■ **DATA FOR THIS EXERCISE**

****

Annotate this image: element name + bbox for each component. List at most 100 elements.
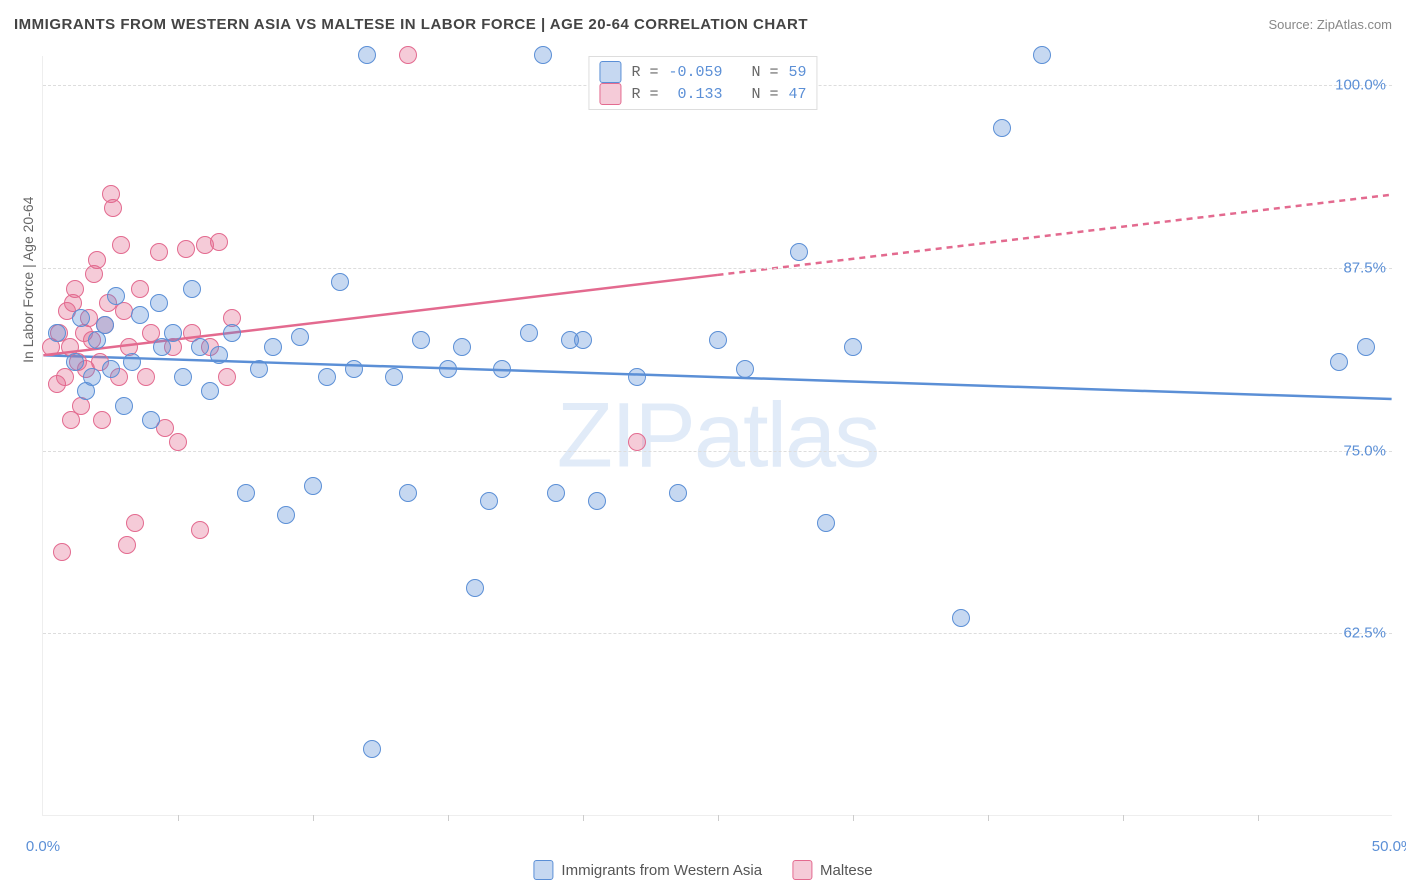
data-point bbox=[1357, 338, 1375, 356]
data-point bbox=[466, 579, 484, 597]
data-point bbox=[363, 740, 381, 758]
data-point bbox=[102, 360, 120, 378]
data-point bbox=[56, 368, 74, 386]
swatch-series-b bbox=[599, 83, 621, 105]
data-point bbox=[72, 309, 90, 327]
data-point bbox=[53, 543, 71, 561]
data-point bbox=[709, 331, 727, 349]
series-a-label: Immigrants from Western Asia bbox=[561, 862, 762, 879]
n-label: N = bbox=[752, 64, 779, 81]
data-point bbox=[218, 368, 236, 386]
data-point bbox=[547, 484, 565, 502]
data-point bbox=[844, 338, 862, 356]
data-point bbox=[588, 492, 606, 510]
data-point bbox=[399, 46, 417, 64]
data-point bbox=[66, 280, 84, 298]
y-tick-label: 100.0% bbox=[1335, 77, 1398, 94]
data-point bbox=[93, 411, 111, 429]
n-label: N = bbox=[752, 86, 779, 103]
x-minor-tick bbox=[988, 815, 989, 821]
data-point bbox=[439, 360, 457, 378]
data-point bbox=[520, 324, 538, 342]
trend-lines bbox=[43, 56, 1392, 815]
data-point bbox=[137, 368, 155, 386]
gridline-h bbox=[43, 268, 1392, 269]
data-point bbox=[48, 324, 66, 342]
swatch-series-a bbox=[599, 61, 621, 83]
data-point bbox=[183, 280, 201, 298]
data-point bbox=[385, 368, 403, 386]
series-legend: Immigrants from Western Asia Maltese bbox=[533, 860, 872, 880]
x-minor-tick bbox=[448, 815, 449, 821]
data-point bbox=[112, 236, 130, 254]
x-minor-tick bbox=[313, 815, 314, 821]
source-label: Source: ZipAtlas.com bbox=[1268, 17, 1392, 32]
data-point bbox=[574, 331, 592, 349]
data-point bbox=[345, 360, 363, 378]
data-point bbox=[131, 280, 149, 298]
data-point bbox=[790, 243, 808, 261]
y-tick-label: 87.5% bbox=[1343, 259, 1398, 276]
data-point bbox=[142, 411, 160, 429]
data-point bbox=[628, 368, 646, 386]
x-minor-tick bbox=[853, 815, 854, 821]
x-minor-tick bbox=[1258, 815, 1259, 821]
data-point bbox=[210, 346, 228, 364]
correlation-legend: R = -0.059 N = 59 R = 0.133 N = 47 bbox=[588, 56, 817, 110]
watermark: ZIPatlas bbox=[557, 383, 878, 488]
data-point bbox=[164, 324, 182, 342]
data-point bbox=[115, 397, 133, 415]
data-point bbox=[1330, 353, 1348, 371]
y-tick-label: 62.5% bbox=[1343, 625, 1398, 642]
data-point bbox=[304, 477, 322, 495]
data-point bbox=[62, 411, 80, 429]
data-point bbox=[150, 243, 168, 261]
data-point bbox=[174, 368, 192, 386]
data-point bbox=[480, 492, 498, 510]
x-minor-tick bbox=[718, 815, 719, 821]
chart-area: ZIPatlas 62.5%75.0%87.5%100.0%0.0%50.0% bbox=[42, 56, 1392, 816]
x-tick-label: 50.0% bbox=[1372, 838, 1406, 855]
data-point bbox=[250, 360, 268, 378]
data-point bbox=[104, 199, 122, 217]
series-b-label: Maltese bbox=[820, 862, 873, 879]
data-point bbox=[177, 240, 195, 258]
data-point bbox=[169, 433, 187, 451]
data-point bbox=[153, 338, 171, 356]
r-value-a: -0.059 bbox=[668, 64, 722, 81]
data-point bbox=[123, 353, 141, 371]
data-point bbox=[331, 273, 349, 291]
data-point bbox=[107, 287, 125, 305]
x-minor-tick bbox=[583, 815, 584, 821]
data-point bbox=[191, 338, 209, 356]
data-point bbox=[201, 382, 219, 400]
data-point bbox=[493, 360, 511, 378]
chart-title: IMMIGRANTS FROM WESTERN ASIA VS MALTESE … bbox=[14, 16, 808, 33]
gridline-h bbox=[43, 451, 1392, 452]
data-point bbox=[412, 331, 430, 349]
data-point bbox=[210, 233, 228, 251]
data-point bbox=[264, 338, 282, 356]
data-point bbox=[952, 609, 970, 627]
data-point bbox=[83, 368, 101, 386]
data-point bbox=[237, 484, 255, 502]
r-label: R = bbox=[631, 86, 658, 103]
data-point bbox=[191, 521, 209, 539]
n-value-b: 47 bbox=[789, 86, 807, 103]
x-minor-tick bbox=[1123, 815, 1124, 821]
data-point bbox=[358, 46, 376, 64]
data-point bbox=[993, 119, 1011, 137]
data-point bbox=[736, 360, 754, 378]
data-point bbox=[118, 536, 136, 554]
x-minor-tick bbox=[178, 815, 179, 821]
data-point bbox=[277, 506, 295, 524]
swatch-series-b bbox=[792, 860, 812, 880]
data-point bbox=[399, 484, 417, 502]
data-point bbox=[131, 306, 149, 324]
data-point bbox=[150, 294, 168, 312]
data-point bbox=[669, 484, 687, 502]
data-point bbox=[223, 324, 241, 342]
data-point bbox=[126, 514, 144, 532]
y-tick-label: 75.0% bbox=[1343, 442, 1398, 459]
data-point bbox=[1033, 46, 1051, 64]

****

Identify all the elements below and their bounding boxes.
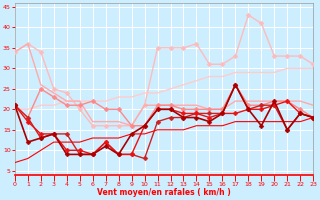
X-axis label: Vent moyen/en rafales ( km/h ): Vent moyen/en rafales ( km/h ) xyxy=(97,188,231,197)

****

Copy the lines exactly, starting with the line containing "Identify all the" and ending with the line containing "X-axis label: Vent", including both. Leave the pictures out.

■ **EXERCISE RESPONSE**
Identify all the elements below and their bounding boxes.
X-axis label: Vent moyen/en rafales ( km/h ): Vent moyen/en rafales ( km/h ) xyxy=(97,188,231,197)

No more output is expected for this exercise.